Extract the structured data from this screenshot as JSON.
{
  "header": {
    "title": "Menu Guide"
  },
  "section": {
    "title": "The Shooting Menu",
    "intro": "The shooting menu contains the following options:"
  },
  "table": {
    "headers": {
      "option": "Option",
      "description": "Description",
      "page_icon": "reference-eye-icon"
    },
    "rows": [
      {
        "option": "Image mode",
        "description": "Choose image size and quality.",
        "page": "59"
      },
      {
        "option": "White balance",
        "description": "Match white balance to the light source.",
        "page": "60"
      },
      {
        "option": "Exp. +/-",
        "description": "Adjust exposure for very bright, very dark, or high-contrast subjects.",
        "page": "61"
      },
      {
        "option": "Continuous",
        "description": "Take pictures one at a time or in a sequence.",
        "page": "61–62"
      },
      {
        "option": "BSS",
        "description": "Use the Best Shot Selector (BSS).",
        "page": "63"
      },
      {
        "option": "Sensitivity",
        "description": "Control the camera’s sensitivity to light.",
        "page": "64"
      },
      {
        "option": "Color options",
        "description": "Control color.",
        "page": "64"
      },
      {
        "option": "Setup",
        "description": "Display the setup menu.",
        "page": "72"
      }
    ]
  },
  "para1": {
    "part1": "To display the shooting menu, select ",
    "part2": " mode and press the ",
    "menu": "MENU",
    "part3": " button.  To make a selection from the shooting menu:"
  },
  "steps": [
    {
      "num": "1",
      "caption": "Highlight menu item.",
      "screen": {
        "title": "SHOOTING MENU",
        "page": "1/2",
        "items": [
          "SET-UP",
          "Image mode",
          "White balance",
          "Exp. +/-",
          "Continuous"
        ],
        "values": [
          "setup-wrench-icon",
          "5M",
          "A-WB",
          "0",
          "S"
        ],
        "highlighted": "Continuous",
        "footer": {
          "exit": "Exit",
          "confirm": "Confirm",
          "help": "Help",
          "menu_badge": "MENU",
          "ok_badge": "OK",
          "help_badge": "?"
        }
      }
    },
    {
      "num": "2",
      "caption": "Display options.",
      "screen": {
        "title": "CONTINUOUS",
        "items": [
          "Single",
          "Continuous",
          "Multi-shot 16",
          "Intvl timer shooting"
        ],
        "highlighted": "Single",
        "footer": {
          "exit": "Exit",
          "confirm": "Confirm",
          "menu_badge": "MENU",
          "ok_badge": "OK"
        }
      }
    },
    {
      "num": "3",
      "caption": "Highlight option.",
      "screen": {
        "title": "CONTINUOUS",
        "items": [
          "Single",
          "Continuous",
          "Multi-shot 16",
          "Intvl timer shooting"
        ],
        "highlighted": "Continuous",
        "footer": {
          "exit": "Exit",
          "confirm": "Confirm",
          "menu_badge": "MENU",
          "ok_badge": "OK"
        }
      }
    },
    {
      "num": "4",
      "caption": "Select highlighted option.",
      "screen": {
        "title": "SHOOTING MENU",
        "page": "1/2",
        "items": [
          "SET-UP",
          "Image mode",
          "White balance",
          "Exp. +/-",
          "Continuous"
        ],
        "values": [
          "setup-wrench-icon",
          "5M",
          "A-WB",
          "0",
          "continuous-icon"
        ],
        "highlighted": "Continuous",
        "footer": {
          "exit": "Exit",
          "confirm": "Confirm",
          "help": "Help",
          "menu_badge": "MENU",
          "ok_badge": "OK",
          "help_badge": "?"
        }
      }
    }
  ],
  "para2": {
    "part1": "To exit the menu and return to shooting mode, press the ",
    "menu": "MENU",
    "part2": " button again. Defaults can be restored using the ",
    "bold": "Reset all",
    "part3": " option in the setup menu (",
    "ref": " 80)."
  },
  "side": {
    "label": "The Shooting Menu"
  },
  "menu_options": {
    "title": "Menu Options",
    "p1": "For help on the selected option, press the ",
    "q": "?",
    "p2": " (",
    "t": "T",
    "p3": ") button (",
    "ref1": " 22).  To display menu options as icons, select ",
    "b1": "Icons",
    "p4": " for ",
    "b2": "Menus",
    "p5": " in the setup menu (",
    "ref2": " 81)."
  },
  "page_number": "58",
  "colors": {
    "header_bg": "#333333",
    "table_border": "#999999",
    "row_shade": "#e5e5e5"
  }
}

• Set task: Write out every entry again exactly, please, with nothing missing.

• Task answer:
Extract the structured data from this screenshot as JSON.
{
  "header": {
    "title": "Menu Guide"
  },
  "section": {
    "title": "The Shooting Menu",
    "intro": "The shooting menu contains the following options:"
  },
  "table": {
    "headers": {
      "option": "Option",
      "description": "Description",
      "page_icon": "reference-eye-icon"
    },
    "rows": [
      {
        "option": "Image mode",
        "description": "Choose image size and quality.",
        "page": "59"
      },
      {
        "option": "White balance",
        "description": "Match white balance to the light source.",
        "page": "60"
      },
      {
        "option": "Exp. +/-",
        "description": "Adjust exposure for very bright, very dark, or high-contrast subjects.",
        "page": "61"
      },
      {
        "option": "Continuous",
        "description": "Take pictures one at a time or in a sequence.",
        "page": "61–62"
      },
      {
        "option": "BSS",
        "description": "Use the Best Shot Selector (BSS).",
        "page": "63"
      },
      {
        "option": "Sensitivity",
        "description": "Control the camera’s sensitivity to light.",
        "page": "64"
      },
      {
        "option": "Color options",
        "description": "Control color.",
        "page": "64"
      },
      {
        "option": "Setup",
        "description": "Display the setup menu.",
        "page": "72"
      }
    ]
  },
  "para1": {
    "part1": "To display the shooting menu, select ",
    "part2": " mode and press the ",
    "menu": "MENU",
    "part3": " button.  To make a selection from the shooting menu:"
  },
  "steps": [
    {
      "num": "1",
      "caption": "Highlight menu item.",
      "screen": {
        "title": "SHOOTING MENU",
        "page": "1/2",
        "items": [
          "SET-UP",
          "Image mode",
          "White balance",
          "Exp. +/-",
          "Continuous"
        ],
        "values": [
          "setup-wrench-icon",
          "5M",
          "A-WB",
          "0",
          "S"
        ],
        "highlighted": "Continuous",
        "footer": {
          "exit": "Exit",
          "confirm": "Confirm",
          "help": "Help",
          "menu_badge": "MENU",
          "ok_badge": "OK",
          "help_badge": "?"
        }
      }
    },
    {
      "num": "2",
      "caption": "Display options.",
      "screen": {
        "title": "CONTINUOUS",
        "items": [
          "Single",
          "Continuous",
          "Multi-shot 16",
          "Intvl timer shooting"
        ],
        "highlighted": "Single",
        "footer": {
          "exit": "Exit",
          "confirm": "Confirm",
          "menu_badge": "MENU",
          "ok_badge": "OK"
        }
      }
    },
    {
      "num": "3",
      "caption": "Highlight option.",
      "screen": {
        "title": "CONTINUOUS",
        "items": [
          "Single",
          "Continuous",
          "Multi-shot 16",
          "Intvl timer shooting"
        ],
        "highlighted": "Continuous",
        "footer": {
          "exit": "Exit",
          "confirm": "Confirm",
          "menu_badge": "MENU",
          "ok_badge": "OK"
        }
      }
    },
    {
      "num": "4",
      "caption": "Select highlighted option.",
      "screen": {
        "title": "SHOOTING MENU",
        "page": "1/2",
        "items": [
          "SET-UP",
          "Image mode",
          "White balance",
          "Exp. +/-",
          "Continuous"
        ],
        "values": [
          "setup-wrench-icon",
          "5M",
          "A-WB",
          "0",
          "continuous-icon"
        ],
        "highlighted": "Continuous",
        "footer": {
          "exit": "Exit",
          "confirm": "Confirm",
          "help": "Help",
          "menu_badge": "MENU",
          "ok_badge": "OK",
          "help_badge": "?"
        }
      }
    }
  ],
  "para2": {
    "part1": "To exit the menu and return to shooting mode, press the ",
    "menu": "MENU",
    "part2": " button again. Defaults can be restored using the ",
    "bold": "Reset all",
    "part3": " option in the setup menu (",
    "ref": " 80)."
  },
  "side": {
    "label": "The Shooting Menu"
  },
  "menu_options": {
    "title": "Menu Options",
    "p1": "For help on the selected option, press the ",
    "q": "?",
    "p2": " (",
    "t": "T",
    "p3": ") button (",
    "ref1": " 22).  To display menu options as icons, select ",
    "b1": "Icons",
    "p4": " for ",
    "b2": "Menus",
    "p5": " in the setup menu (",
    "ref2": " 81)."
  },
  "page_number": "58",
  "colors": {
    "header_bg": "#333333",
    "table_border": "#999999",
    "row_shade": "#e5e5e5"
  }
}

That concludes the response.